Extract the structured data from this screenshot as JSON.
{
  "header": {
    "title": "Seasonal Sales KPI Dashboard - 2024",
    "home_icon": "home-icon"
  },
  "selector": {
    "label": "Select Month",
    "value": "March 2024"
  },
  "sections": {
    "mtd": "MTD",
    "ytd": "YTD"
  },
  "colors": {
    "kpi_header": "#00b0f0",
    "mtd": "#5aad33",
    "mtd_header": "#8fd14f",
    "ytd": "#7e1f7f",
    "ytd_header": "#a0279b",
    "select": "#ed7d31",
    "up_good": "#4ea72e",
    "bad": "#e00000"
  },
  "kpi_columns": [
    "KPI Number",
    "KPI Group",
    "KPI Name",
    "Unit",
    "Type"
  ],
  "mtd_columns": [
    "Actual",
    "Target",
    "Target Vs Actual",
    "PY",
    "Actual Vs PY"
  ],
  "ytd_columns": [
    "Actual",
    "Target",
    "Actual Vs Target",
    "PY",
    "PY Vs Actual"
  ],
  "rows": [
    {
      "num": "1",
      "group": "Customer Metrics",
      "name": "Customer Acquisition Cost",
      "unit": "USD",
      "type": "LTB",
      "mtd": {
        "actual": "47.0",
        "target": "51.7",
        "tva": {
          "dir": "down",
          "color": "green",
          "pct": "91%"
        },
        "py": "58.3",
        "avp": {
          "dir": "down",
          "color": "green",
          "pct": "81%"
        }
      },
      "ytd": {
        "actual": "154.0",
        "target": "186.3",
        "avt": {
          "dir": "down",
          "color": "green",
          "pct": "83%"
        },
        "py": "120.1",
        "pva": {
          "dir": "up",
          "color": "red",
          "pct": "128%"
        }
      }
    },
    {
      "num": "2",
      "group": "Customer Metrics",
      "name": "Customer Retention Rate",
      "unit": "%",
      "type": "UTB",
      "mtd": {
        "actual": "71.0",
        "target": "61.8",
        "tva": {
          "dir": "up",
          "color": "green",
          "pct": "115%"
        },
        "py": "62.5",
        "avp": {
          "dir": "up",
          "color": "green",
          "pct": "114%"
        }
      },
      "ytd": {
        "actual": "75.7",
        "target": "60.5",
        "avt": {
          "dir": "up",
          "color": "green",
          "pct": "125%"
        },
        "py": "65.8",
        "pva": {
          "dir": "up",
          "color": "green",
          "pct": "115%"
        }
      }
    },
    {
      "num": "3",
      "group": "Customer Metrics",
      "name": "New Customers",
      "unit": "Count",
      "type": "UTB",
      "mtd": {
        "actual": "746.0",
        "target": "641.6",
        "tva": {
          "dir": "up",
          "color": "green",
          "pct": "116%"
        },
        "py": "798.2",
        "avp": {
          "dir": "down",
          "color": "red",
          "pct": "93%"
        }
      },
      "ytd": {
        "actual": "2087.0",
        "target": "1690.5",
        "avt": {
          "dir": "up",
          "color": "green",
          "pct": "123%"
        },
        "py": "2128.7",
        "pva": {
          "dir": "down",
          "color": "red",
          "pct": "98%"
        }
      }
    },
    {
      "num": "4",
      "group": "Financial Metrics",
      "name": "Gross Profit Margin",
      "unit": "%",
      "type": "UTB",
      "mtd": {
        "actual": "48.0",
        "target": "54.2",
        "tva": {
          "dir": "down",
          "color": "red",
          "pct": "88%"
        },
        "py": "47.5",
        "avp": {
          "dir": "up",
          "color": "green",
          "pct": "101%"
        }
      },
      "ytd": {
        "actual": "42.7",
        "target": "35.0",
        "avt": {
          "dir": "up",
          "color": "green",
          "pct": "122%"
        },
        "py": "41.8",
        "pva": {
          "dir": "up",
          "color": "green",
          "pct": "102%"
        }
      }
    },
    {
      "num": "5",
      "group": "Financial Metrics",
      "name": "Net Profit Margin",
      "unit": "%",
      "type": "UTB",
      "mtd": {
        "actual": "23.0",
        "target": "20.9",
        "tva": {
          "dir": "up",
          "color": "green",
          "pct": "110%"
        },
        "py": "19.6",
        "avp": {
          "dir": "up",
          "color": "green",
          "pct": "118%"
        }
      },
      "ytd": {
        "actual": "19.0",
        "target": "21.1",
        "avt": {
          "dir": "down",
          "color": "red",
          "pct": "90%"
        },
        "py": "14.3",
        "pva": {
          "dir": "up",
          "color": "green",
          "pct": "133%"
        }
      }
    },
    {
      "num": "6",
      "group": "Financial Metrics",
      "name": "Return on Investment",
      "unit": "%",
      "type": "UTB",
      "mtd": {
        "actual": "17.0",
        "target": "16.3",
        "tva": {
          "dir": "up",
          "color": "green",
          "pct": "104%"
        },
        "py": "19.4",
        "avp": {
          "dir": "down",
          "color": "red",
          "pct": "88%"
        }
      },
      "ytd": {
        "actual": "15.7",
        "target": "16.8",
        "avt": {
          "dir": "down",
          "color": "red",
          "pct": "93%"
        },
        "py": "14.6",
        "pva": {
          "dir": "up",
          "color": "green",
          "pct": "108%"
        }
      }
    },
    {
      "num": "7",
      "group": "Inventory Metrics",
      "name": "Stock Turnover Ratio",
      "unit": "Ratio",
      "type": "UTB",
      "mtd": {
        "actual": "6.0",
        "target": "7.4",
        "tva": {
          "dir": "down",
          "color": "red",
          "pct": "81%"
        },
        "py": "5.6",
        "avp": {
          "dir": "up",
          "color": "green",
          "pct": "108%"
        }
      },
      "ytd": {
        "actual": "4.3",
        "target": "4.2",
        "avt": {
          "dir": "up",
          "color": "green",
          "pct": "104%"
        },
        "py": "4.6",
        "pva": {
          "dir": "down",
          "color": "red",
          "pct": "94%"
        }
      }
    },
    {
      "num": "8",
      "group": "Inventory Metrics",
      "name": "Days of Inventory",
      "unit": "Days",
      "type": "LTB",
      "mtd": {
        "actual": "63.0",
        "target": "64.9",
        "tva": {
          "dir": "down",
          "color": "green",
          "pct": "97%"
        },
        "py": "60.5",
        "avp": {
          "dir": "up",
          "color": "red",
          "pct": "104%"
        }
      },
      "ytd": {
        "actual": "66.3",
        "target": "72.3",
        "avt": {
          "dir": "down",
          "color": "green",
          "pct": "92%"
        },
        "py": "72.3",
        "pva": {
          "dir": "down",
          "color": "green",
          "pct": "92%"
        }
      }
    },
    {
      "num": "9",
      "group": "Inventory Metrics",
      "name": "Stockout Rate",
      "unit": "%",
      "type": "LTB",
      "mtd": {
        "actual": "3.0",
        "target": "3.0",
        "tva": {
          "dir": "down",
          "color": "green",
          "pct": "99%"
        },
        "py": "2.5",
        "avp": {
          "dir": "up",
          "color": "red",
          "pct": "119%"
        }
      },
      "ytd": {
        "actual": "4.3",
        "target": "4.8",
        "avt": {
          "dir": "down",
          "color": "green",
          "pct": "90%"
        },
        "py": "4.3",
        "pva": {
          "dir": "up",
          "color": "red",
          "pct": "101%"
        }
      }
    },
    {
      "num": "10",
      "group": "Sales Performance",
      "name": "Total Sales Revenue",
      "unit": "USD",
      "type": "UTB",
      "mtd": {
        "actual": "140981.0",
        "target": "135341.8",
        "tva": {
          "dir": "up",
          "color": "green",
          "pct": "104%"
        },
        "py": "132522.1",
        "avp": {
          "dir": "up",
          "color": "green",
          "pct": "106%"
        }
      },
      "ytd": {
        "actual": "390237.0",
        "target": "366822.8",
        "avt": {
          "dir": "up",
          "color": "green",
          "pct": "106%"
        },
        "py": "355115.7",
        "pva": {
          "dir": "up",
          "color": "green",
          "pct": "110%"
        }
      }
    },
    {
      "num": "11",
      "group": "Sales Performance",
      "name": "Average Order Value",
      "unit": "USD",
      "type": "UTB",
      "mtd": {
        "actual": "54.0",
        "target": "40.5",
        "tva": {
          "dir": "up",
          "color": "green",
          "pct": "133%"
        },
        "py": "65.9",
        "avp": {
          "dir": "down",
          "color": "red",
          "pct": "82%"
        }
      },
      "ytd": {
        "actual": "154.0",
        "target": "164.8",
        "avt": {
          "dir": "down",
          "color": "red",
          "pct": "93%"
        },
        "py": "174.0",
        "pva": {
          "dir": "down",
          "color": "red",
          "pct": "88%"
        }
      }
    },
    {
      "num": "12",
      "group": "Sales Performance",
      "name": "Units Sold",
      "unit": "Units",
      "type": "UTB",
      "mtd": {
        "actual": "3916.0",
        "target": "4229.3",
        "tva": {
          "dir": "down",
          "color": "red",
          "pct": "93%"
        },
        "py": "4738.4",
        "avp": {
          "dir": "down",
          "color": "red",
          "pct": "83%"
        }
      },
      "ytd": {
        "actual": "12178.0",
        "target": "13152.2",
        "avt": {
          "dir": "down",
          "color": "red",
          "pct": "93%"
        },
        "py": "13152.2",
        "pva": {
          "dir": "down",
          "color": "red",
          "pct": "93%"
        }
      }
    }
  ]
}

———

__YOUR INSTRUCTIONS__:
For the material, find the number of lines holding the word "Rate" and give that figure and nothing more.

__COMPLETE OUTPUT__:
2